_TASK REQUIREMENTS_: Write out all the data below again, swapping "legend-entry" for "legend-item" everywhere and keeping everything else the same. Leave out the pictures.

++++ TASK DATA

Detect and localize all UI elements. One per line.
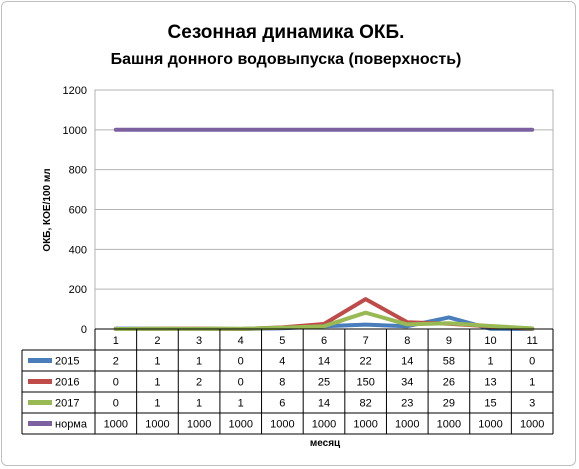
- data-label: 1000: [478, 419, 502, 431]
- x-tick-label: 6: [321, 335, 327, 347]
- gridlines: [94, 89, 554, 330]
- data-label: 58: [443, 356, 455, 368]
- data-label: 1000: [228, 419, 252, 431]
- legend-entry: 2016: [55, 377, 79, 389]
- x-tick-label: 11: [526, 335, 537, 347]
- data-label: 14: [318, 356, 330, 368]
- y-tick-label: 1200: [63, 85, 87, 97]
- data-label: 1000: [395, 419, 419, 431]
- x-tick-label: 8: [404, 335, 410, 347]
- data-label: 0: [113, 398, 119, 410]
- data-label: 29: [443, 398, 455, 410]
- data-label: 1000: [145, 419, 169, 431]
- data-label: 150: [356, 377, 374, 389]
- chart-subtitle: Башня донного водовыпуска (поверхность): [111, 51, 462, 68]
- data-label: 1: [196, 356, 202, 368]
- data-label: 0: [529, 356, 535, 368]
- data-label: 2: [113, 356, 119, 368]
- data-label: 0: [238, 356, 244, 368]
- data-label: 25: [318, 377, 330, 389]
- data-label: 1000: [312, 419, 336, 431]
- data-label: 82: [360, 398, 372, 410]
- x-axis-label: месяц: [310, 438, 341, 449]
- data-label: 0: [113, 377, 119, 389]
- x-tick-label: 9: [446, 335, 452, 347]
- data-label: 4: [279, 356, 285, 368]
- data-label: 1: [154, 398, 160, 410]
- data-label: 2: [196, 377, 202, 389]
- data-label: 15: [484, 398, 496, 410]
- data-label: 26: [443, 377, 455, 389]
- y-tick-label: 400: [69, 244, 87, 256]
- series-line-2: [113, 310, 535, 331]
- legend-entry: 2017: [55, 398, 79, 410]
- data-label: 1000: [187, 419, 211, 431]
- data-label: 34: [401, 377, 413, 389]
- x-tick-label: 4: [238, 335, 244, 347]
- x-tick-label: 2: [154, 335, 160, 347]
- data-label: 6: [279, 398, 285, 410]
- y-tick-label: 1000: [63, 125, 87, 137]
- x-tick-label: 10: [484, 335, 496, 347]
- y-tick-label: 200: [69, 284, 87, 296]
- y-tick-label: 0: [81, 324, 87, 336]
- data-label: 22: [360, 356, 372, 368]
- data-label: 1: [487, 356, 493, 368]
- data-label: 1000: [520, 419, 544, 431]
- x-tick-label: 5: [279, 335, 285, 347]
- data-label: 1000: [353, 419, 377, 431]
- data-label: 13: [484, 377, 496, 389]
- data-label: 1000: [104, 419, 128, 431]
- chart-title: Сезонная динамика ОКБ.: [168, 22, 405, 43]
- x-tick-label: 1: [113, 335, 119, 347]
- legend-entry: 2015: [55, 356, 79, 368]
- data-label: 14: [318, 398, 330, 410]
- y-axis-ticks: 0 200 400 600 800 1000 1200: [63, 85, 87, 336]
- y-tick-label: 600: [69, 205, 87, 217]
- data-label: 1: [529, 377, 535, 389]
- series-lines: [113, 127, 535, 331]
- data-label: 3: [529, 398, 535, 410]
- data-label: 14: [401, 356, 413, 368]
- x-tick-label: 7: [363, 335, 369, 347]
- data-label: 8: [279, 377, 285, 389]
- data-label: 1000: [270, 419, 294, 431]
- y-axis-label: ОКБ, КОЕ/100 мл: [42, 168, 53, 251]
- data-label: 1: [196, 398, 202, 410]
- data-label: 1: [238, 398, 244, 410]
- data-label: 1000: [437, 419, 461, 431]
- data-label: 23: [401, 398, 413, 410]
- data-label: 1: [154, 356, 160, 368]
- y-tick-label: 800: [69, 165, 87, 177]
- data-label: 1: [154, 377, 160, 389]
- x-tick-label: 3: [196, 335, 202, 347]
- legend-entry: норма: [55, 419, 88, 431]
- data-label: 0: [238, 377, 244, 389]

++++++++

_FULL OUTPUT_:
Detect and localize all UI elements. One per line.
- data-label: 1000: [478, 419, 502, 431]
- x-tick-label: 6: [321, 335, 327, 347]
- gridlines: [94, 89, 554, 330]
- data-label: 58: [443, 356, 455, 368]
- data-label: 1000: [228, 419, 252, 431]
- legend-item: 2016: [55, 377, 79, 389]
- x-tick-label: 11: [526, 335, 537, 347]
- data-label: 14: [318, 356, 330, 368]
- y-tick-label: 1200: [63, 85, 87, 97]
- data-label: 1000: [395, 419, 419, 431]
- x-tick-label: 8: [404, 335, 410, 347]
- data-label: 0: [113, 398, 119, 410]
- data-label: 29: [443, 398, 455, 410]
- data-label: 1000: [145, 419, 169, 431]
- data-label: 150: [356, 377, 374, 389]
- chart-subtitle: Башня донного водовыпуска (поверхность): [111, 51, 462, 68]
- data-label: 1: [196, 356, 202, 368]
- data-label: 0: [529, 356, 535, 368]
- data-label: 2: [113, 356, 119, 368]
- data-label: 0: [238, 356, 244, 368]
- data-label: 25: [318, 377, 330, 389]
- data-label: 1000: [312, 419, 336, 431]
- data-label: 82: [360, 398, 372, 410]
- x-axis-label: месяц: [310, 438, 341, 449]
- data-label: 0: [113, 377, 119, 389]
- x-tick-label: 9: [446, 335, 452, 347]
- data-label: 4: [279, 356, 285, 368]
- data-label: 1: [154, 398, 160, 410]
- data-label: 2: [196, 377, 202, 389]
- data-label: 15: [484, 398, 496, 410]
- data-label: 26: [443, 377, 455, 389]
- y-tick-label: 400: [69, 244, 87, 256]
- series-line-2: [113, 310, 535, 331]
- legend-item: 2017: [55, 398, 79, 410]
- data-label: 1000: [187, 419, 211, 431]
- data-label: 34: [401, 377, 413, 389]
- x-tick-label: 4: [238, 335, 244, 347]
- x-tick-label: 2: [154, 335, 160, 347]
- data-label: 6: [279, 398, 285, 410]
- y-tick-label: 1000: [63, 125, 87, 137]
- x-tick-label: 10: [484, 335, 496, 347]
- y-tick-label: 200: [69, 284, 87, 296]
- y-tick-label: 0: [81, 324, 87, 336]
- data-label: 22: [360, 356, 372, 368]
- data-label: 1: [487, 356, 493, 368]
- data-label: 1000: [520, 419, 544, 431]
- x-tick-label: 5: [279, 335, 285, 347]
- data-label: 1000: [353, 419, 377, 431]
- data-label: 13: [484, 377, 496, 389]
- data-label: 1000: [104, 419, 128, 431]
- chart-title: Сезонная динамика ОКБ.: [168, 22, 405, 43]
- x-tick-label: 1: [113, 335, 119, 347]
- legend-item: 2015: [55, 356, 79, 368]
- data-label: 14: [318, 398, 330, 410]
- y-axis-ticks: 0 200 400 600 800 1000 1200: [63, 85, 87, 336]
- y-tick-label: 600: [69, 205, 87, 217]
- data-label: 1: [529, 377, 535, 389]
- series-lines: [113, 127, 535, 331]
- data-label: 3: [529, 398, 535, 410]
- data-label: 14: [401, 356, 413, 368]
- x-tick-label: 7: [363, 335, 369, 347]
- data-label: 8: [279, 377, 285, 389]
- data-label: 1000: [270, 419, 294, 431]
- y-axis-label: ОКБ, КОЕ/100 мл: [42, 168, 53, 251]
- data-label: 1: [196, 398, 202, 410]
- data-label: 1: [238, 398, 244, 410]
- data-label: 1000: [437, 419, 461, 431]
- data-label: 23: [401, 398, 413, 410]
- data-label: 1: [154, 356, 160, 368]
- y-tick-label: 800: [69, 165, 87, 177]
- data-label: 1: [154, 377, 160, 389]
- x-tick-label: 3: [196, 335, 202, 347]
- legend-item: норма: [55, 419, 88, 431]
- data-label: 0: [238, 377, 244, 389]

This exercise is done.